* _What is expected_
Count every line that has "title" in it and give the total, nothing more.

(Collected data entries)
——————

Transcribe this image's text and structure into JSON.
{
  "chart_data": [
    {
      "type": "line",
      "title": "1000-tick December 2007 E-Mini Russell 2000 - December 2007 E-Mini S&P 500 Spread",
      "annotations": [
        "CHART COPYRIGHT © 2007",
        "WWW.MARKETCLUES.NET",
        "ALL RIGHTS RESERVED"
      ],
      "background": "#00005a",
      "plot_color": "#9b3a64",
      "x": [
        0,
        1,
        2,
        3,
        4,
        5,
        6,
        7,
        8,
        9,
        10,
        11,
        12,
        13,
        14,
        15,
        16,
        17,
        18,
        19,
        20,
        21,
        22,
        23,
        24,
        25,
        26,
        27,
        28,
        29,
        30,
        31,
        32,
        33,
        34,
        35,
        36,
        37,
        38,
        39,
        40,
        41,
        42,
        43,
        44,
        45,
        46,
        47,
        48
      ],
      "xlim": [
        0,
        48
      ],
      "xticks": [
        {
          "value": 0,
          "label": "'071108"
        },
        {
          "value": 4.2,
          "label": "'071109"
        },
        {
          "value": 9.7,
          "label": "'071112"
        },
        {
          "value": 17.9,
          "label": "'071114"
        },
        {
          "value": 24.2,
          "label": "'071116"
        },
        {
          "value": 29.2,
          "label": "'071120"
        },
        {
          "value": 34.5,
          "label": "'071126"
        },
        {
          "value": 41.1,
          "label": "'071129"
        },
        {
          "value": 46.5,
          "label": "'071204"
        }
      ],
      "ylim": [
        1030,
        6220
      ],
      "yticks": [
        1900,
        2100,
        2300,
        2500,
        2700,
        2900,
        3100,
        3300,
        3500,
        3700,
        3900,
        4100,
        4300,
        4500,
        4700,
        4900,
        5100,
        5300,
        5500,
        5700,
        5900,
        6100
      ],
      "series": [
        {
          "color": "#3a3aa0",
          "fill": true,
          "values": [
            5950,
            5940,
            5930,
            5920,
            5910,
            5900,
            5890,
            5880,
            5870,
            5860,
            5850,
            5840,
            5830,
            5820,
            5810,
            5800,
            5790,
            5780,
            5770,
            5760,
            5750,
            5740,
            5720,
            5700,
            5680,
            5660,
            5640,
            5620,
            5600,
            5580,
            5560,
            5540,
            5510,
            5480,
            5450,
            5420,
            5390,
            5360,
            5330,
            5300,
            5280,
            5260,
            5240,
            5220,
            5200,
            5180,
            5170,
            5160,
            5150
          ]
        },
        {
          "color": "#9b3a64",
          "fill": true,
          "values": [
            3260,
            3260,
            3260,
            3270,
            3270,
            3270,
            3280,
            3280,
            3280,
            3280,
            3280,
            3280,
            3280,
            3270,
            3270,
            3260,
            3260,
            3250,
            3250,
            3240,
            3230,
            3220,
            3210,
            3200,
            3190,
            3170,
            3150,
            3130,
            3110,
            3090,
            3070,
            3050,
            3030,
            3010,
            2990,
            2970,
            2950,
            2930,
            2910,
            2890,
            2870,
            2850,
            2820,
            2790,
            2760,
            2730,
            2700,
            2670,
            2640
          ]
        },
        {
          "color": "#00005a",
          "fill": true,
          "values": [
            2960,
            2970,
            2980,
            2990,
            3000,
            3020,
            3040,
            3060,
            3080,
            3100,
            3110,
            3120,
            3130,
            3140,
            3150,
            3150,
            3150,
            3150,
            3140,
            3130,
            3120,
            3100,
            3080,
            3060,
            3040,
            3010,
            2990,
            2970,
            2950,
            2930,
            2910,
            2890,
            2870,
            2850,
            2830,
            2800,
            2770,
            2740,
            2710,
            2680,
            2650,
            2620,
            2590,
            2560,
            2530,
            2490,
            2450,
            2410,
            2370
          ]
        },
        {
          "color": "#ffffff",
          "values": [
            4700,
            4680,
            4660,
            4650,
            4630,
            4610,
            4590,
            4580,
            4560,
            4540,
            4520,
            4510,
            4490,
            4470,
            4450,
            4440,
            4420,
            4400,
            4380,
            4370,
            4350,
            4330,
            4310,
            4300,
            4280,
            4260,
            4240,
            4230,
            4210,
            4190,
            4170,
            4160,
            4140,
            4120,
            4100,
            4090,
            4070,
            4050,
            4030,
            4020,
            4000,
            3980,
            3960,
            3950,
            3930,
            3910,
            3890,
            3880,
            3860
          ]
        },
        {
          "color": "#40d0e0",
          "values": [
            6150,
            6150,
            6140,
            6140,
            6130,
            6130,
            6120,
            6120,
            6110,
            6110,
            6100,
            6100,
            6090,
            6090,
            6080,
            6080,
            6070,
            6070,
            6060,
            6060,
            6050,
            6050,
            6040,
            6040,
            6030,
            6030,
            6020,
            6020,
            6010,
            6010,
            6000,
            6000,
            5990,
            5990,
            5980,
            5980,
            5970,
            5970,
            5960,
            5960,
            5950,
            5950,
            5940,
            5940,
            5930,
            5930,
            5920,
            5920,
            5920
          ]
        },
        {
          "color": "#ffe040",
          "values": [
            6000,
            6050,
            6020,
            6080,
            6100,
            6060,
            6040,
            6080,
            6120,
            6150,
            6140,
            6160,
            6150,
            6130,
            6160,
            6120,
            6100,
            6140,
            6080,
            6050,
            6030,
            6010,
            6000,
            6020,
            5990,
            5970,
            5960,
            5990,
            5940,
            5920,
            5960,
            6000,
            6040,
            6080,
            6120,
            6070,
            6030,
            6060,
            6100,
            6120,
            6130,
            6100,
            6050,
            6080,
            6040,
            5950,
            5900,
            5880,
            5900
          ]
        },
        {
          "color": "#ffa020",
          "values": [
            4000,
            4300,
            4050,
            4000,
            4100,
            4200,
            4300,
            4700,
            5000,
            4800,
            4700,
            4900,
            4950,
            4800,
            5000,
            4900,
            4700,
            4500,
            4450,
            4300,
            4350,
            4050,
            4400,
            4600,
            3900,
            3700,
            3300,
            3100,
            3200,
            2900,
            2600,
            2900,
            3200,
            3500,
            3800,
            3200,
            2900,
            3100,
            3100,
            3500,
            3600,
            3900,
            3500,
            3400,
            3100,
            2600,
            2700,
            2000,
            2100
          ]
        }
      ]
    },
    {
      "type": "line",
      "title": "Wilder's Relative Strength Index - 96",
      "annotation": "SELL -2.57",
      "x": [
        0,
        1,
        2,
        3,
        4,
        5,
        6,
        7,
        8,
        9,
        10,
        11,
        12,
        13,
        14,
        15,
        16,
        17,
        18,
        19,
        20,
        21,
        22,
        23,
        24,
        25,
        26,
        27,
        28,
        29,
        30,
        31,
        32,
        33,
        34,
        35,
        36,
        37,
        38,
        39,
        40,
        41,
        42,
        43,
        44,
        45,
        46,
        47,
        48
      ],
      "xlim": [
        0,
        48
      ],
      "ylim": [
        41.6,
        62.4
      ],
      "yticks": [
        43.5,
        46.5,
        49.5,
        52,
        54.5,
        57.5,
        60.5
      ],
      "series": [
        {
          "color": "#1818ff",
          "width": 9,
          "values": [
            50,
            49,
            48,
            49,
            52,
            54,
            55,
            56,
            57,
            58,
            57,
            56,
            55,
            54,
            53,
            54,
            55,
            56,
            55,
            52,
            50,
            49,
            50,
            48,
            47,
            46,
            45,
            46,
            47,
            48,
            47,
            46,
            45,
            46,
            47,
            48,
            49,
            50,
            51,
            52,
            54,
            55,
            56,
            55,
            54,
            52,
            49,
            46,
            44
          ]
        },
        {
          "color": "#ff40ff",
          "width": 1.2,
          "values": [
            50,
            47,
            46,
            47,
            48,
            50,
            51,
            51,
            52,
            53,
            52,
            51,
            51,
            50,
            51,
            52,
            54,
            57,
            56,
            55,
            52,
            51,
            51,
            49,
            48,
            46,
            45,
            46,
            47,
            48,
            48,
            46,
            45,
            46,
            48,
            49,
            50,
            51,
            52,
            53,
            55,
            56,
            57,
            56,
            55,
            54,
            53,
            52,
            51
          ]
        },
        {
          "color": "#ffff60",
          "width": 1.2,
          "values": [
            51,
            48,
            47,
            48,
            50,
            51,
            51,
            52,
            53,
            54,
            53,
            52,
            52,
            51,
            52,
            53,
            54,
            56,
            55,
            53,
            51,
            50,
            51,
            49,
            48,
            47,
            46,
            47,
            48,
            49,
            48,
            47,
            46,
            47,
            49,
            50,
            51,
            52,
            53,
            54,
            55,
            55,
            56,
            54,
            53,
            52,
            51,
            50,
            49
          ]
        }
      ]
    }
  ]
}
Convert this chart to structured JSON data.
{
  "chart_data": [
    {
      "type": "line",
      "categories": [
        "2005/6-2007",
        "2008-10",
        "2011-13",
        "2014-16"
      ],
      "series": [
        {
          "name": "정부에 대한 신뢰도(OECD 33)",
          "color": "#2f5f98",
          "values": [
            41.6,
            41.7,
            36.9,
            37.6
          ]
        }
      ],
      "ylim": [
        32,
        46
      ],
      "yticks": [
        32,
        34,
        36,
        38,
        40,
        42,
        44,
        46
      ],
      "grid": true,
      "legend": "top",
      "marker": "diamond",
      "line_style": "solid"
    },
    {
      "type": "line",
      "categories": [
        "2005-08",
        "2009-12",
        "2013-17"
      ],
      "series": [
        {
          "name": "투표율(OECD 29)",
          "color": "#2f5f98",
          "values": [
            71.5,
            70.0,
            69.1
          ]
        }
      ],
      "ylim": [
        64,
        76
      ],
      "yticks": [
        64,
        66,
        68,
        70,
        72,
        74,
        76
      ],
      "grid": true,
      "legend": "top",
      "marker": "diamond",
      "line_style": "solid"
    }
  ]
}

——————

* _Worked solution_
2